• **Exercise objective**
What lines of the data hold the string "Volume"? Pull each one out.

• **Listing**

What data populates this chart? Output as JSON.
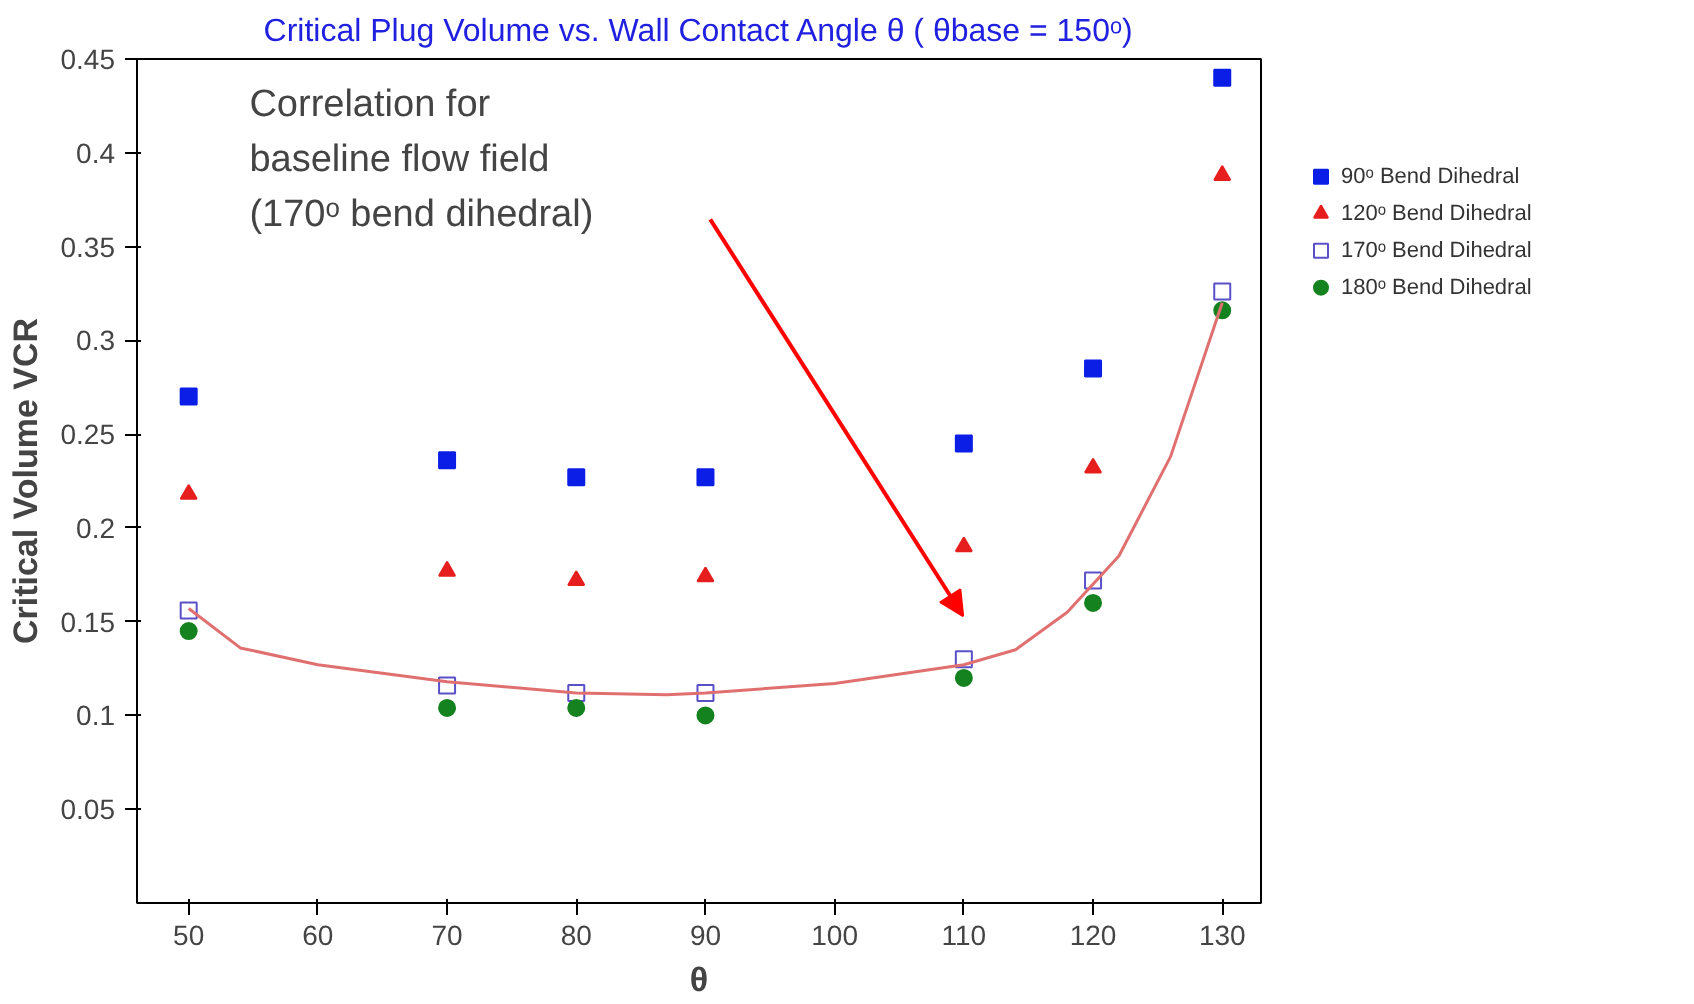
{
  "chart_data": {
    "type": "scatter",
    "title": "Critical Plug Volume vs. Wall Contact Angle θ ( θbase = 150ᵒ)",
    "xlabel": "θ",
    "ylabel": "Critical Volume VCR",
    "x": [
      50,
      70,
      80,
      90,
      110,
      120,
      130
    ],
    "series": [
      {
        "name": "90ᵒ Bend Dihedral",
        "color": "#0a1ee6",
        "marker": "square",
        "values": [
          0.27,
          0.236,
          0.227,
          0.227,
          0.245,
          0.285,
          0.44
        ]
      },
      {
        "name": "120ᵒ Bend Dihedral",
        "color": "#e61e1e",
        "marker": "triangle",
        "values": [
          0.218,
          0.177,
          0.172,
          0.174,
          0.19,
          0.232,
          0.388
        ]
      },
      {
        "name": "170ᵒ Bend Dihedral",
        "color": "#5a50c8",
        "marker": "square",
        "values": [
          0.156,
          0.116,
          0.112,
          0.112,
          0.13,
          0.172,
          0.326
        ]
      },
      {
        "name": "180ᵒ Bend Dihedral",
        "color": "#14821e",
        "marker": "circle",
        "values": [
          0.145,
          0.104,
          0.104,
          0.1,
          0.12,
          0.16,
          0.316
        ]
      },
      {
        "type": "line",
        "color": "#e07070",
        "x": [
          50,
          54,
          60,
          70,
          80,
          87,
          90,
          100,
          110,
          114,
          118,
          122,
          126,
          130
        ],
        "values": [
          0.157,
          0.136,
          0.127,
          0.118,
          0.112,
          0.111,
          0.112,
          0.117,
          0.127,
          0.135,
          0.155,
          0.185,
          0.238,
          0.32
        ]
      }
    ],
    "annotations": [
      "Correlation for baseline flow field (170ᵒ bend dihedral)"
    ],
    "xlim": [
      46,
      133
    ],
    "ylim": [
      0,
      0.45
    ],
    "xticks": [
      50,
      60,
      70,
      80,
      90,
      100,
      110,
      120,
      130
    ],
    "yticks": [
      0.05,
      0.1,
      0.15,
      0.2,
      0.25,
      0.3,
      0.35,
      0.4,
      0.45
    ],
    "grid": false,
    "legend": "top right"
  }
}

• **Solution to the problem**
    "title": "Critical Plug Volume vs. Wall Contact Angle θ ( θbase = 150ᵒ)",
    "ylabel": "Critical Volume VCR",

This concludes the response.